#### Objective:
In your copy, leave out the pictures; write out all the data exactly.
— START Records —
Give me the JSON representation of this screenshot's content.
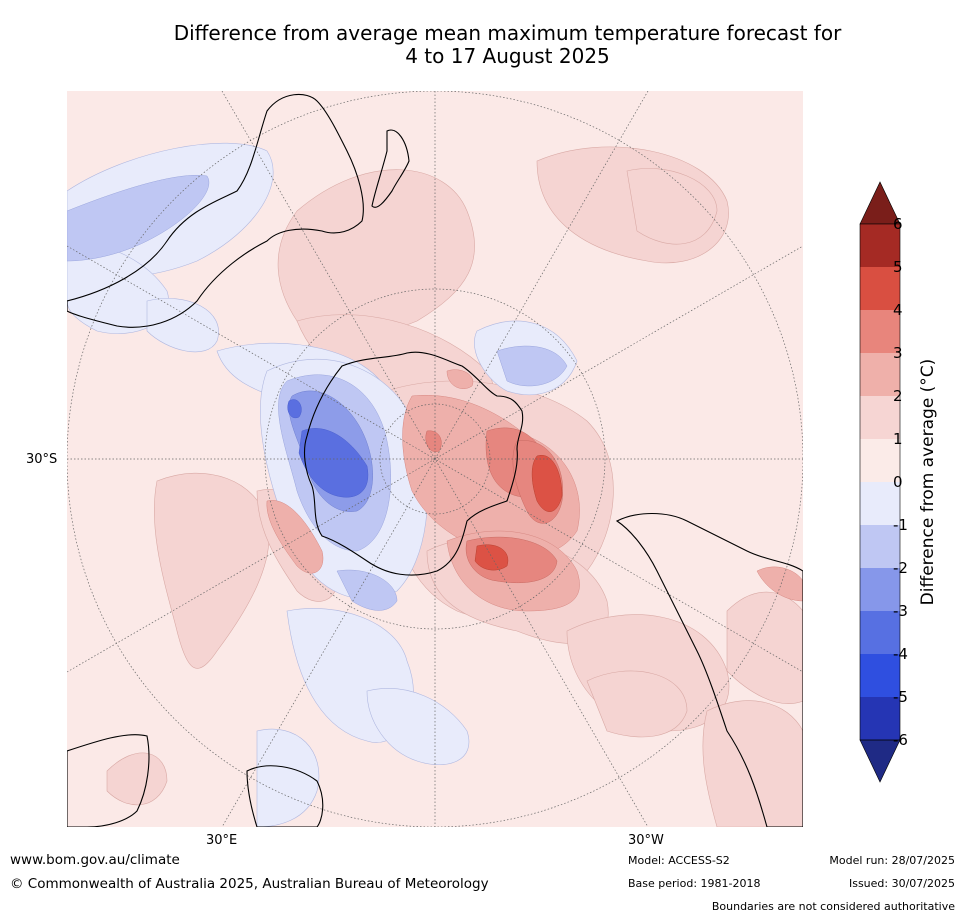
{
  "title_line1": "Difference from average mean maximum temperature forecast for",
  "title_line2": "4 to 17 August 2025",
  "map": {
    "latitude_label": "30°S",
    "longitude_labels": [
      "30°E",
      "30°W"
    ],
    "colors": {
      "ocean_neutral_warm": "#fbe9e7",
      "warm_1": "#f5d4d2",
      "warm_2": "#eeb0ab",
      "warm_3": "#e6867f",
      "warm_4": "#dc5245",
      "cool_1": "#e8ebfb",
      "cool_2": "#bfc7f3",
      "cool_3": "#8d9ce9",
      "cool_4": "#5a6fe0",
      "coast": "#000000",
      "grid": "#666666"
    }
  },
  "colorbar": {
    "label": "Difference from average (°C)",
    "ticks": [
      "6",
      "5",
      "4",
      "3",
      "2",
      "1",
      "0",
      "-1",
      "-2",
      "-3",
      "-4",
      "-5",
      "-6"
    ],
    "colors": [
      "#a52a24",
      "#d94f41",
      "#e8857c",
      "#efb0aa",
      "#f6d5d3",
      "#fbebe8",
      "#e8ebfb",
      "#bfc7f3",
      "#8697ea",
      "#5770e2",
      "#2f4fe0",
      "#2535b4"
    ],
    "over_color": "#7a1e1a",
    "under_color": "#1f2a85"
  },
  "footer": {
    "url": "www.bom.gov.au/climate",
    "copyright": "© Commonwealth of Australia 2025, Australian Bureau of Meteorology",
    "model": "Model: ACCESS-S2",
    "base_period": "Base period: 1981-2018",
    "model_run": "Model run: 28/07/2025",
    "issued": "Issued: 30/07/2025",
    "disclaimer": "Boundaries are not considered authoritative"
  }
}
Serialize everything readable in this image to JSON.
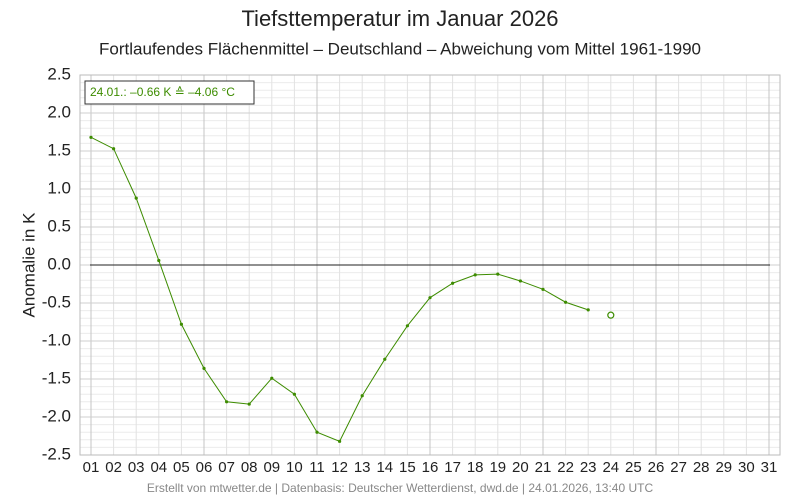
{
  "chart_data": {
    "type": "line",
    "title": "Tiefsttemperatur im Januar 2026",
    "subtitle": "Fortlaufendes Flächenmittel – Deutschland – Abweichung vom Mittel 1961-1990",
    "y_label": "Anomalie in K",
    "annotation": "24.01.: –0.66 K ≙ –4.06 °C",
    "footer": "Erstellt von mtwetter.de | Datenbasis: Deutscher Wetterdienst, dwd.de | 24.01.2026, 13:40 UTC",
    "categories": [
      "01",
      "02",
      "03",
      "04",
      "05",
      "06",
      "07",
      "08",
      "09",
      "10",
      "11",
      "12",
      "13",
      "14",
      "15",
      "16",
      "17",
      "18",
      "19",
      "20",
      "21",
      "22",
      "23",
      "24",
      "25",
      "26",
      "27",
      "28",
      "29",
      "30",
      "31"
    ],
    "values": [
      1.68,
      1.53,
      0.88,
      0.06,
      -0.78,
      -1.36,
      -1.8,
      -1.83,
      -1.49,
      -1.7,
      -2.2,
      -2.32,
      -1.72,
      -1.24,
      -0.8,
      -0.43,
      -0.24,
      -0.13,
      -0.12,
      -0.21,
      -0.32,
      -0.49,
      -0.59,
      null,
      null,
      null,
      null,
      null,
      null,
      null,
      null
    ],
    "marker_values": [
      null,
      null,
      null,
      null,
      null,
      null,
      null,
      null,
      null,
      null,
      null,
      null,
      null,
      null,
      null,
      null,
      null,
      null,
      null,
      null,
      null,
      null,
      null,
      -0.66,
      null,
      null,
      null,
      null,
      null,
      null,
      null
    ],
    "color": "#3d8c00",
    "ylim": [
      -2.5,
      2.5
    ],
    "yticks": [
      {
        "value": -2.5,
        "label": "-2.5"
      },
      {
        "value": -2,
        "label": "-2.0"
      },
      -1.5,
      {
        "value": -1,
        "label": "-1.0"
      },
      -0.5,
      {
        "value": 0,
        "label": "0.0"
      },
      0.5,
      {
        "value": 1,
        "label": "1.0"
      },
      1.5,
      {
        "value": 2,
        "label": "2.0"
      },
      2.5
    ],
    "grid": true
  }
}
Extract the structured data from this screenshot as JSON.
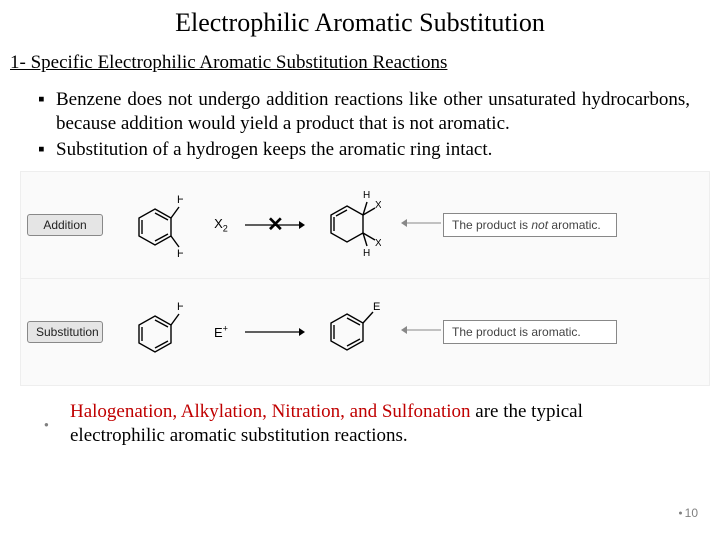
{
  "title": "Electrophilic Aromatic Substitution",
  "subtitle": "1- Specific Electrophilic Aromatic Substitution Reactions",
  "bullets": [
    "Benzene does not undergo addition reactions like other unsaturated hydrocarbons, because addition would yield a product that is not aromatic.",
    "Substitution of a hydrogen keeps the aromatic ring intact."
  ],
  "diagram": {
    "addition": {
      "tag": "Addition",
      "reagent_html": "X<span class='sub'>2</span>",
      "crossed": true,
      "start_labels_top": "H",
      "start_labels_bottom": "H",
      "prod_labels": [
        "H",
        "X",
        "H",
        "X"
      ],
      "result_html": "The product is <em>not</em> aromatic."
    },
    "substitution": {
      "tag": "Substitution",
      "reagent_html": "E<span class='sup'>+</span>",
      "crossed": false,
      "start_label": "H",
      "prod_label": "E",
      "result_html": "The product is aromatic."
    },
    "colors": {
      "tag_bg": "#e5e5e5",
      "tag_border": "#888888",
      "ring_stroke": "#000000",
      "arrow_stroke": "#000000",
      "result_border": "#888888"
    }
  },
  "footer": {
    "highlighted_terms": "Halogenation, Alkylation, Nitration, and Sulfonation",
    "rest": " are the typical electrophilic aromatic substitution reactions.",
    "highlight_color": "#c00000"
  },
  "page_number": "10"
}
— END Records —
#### Finished exercise:
Give me the JSON representation of this screenshot's content.
{
  "title_line1": "Difference from average mean maximum temperature forecast for",
  "title_line2": "4 to 17 August 2025",
  "map": {
    "latitude_label": "30°S",
    "longitude_labels": [
      "30°E",
      "30°W"
    ],
    "colors": {
      "ocean_neutral_warm": "#fbe9e7",
      "warm_1": "#f5d4d2",
      "warm_2": "#eeb0ab",
      "warm_3": "#e6867f",
      "warm_4": "#dc5245",
      "cool_1": "#e8ebfb",
      "cool_2": "#bfc7f3",
      "cool_3": "#8d9ce9",
      "cool_4": "#5a6fe0",
      "coast": "#000000",
      "grid": "#666666"
    }
  },
  "colorbar": {
    "label": "Difference from average (°C)",
    "ticks": [
      "6",
      "5",
      "4",
      "3",
      "2",
      "1",
      "0",
      "-1",
      "-2",
      "-3",
      "-4",
      "-5",
      "-6"
    ],
    "colors": [
      "#a52a24",
      "#d94f41",
      "#e8857c",
      "#efb0aa",
      "#f6d5d3",
      "#fbebe8",
      "#e8ebfb",
      "#bfc7f3",
      "#8697ea",
      "#5770e2",
      "#2f4fe0",
      "#2535b4"
    ],
    "over_color": "#7a1e1a",
    "under_color": "#1f2a85"
  },
  "footer": {
    "url": "www.bom.gov.au/climate",
    "copyright": "© Commonwealth of Australia 2025, Australian Bureau of Meteorology",
    "model": "Model: ACCESS-S2",
    "base_period": "Base period: 1981-2018",
    "model_run": "Model run: 28/07/2025",
    "issued": "Issued: 30/07/2025",
    "disclaimer": "Boundaries are not considered authoritative"
  }
}
Serialize everything readable in this image to JSON.
{
  "chart_data": {
    "type": "line",
    "title": "Tiefsttemperatur im Januar 2026",
    "subtitle": "Fortlaufendes Flächenmittel – Deutschland – Abweichung vom Mittel 1961-1990",
    "y_label": "Anomalie in K",
    "annotation": "24.01.: –0.66 K ≙ –4.06 °C",
    "footer": "Erstellt von mtwetter.de | Datenbasis: Deutscher Wetterdienst, dwd.de | 24.01.2026, 13:40 UTC",
    "categories": [
      "01",
      "02",
      "03",
      "04",
      "05",
      "06",
      "07",
      "08",
      "09",
      "10",
      "11",
      "12",
      "13",
      "14",
      "15",
      "16",
      "17",
      "18",
      "19",
      "20",
      "21",
      "22",
      "23",
      "24",
      "25",
      "26",
      "27",
      "28",
      "29",
      "30",
      "31"
    ],
    "values": [
      1.68,
      1.53,
      0.88,
      0.06,
      -0.78,
      -1.36,
      -1.8,
      -1.83,
      -1.49,
      -1.7,
      -2.2,
      -2.32,
      -1.72,
      -1.24,
      -0.8,
      -0.43,
      -0.24,
      -0.13,
      -0.12,
      -0.21,
      -0.32,
      -0.49,
      -0.59,
      null,
      null,
      null,
      null,
      null,
      null,
      null,
      null
    ],
    "marker_values": [
      null,
      null,
      null,
      null,
      null,
      null,
      null,
      null,
      null,
      null,
      null,
      null,
      null,
      null,
      null,
      null,
      null,
      null,
      null,
      null,
      null,
      null,
      null,
      -0.66,
      null,
      null,
      null,
      null,
      null,
      null,
      null
    ],
    "color": "#3d8c00",
    "ylim": [
      -2.5,
      2.5
    ],
    "yticks": [
      {
        "value": -2.5,
        "label": "-2.5"
      },
      {
        "value": -2,
        "label": "-2.0"
      },
      -1.5,
      {
        "value": -1,
        "label": "-1.0"
      },
      -0.5,
      {
        "value": 0,
        "label": "0.0"
      },
      0.5,
      {
        "value": 1,
        "label": "1.0"
      },
      1.5,
      {
        "value": 2,
        "label": "2.0"
      },
      2.5
    ],
    "grid": true
  }
}
Extract the structured data from this screenshot as JSON.
{
  "title": "Electrophilic Aromatic Substitution",
  "subtitle": "1- Specific Electrophilic Aromatic Substitution Reactions",
  "bullets": [
    "Benzene does not undergo addition reactions like other unsaturated hydrocarbons, because addition would yield a product that is not aromatic.",
    "Substitution of a hydrogen keeps the aromatic ring intact."
  ],
  "diagram": {
    "addition": {
      "tag": "Addition",
      "reagent_html": "X<span class='sub'>2</span>",
      "crossed": true,
      "start_labels_top": "H",
      "start_labels_bottom": "H",
      "prod_labels": [
        "H",
        "X",
        "H",
        "X"
      ],
      "result_html": "The product is <em>not</em> aromatic."
    },
    "substitution": {
      "tag": "Substitution",
      "reagent_html": "E<span class='sup'>+</span>",
      "crossed": false,
      "start_label": "H",
      "prod_label": "E",
      "result_html": "The product is aromatic."
    },
    "colors": {
      "tag_bg": "#e5e5e5",
      "tag_border": "#888888",
      "ring_stroke": "#000000",
      "arrow_stroke": "#000000",
      "result_border": "#888888"
    }
  },
  "footer": {
    "highlighted_terms": "Halogenation, Alkylation, Nitration, and Sulfonation",
    "rest": " are the typical electrophilic aromatic substitution reactions.",
    "highlight_color": "#c00000"
  },
  "page_number": "10"
}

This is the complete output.